**Exercise goal:** Tally the lines of the listing that contain the word "Soon", then give the total and nothing else.
═════ Source records
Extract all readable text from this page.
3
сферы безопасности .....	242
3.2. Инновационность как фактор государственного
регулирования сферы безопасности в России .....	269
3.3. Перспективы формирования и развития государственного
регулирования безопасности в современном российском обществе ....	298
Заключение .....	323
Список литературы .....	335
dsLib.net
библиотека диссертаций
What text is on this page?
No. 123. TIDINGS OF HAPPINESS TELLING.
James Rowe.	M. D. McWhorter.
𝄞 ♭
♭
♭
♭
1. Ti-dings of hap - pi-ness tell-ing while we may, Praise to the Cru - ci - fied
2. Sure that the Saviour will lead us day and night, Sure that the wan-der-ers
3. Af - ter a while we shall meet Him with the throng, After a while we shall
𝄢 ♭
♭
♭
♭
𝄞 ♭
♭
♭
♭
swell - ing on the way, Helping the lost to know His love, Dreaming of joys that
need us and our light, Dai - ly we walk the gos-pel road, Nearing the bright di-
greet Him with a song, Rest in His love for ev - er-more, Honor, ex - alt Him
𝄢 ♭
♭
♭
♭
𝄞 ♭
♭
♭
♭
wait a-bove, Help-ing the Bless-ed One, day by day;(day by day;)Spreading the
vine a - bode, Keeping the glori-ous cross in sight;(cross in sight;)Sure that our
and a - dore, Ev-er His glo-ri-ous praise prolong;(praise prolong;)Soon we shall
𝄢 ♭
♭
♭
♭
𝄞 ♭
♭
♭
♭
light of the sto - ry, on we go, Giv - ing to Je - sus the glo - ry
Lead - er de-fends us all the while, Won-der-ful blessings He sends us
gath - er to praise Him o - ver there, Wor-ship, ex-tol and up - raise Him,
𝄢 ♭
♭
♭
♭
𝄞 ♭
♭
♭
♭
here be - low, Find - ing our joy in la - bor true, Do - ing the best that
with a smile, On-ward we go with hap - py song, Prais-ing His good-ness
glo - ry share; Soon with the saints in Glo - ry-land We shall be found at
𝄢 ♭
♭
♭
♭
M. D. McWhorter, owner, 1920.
══════════
═════ Source records
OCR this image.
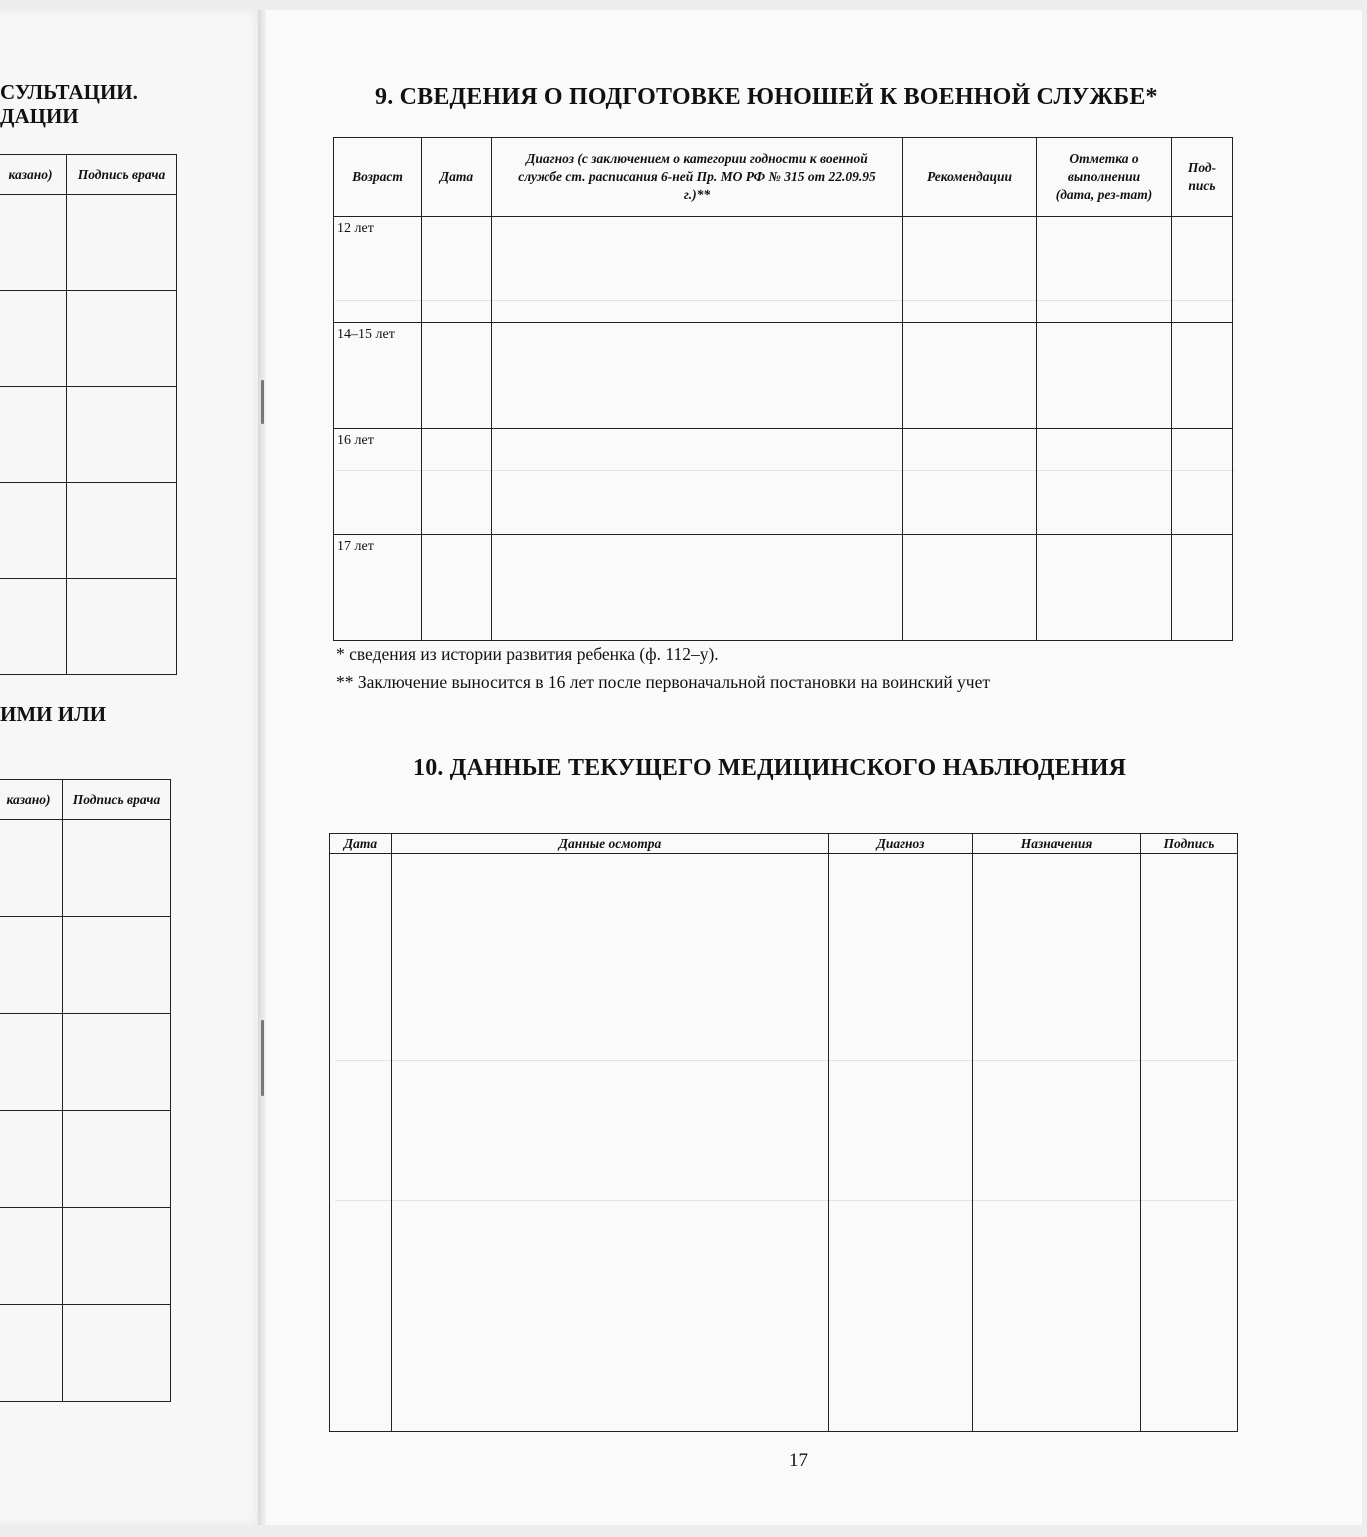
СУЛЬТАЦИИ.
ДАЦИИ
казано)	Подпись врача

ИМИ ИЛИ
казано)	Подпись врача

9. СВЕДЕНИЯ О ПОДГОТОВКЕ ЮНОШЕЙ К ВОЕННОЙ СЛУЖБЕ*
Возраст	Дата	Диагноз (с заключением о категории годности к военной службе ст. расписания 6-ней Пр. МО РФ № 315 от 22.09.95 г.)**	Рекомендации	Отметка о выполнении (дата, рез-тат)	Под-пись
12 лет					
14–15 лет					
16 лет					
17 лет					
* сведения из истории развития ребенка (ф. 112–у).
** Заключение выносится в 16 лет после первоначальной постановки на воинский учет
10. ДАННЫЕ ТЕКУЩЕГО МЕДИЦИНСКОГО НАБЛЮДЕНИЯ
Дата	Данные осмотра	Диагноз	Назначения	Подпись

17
══════════
═════ Source records
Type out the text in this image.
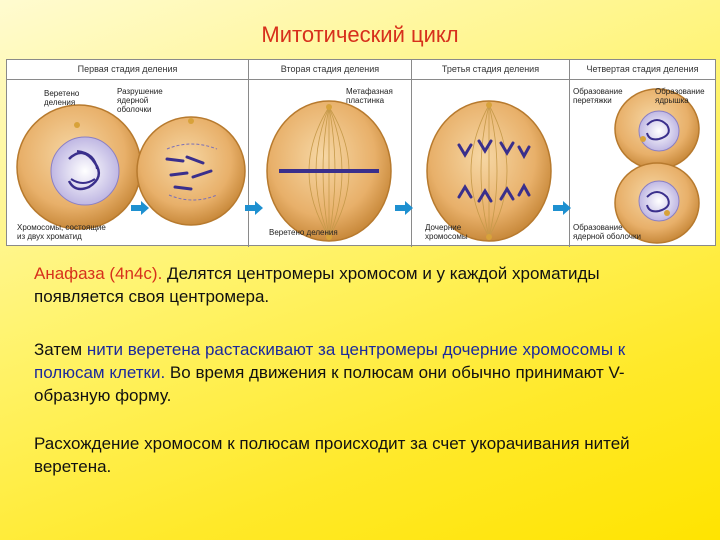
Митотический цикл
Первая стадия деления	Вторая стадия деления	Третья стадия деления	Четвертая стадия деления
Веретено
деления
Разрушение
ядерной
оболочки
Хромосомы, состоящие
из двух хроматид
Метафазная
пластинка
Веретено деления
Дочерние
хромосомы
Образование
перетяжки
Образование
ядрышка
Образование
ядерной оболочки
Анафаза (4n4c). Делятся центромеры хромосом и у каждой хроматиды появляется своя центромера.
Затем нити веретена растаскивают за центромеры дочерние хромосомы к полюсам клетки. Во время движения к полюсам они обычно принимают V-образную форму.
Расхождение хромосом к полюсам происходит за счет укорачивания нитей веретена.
══════════
**Result:** 2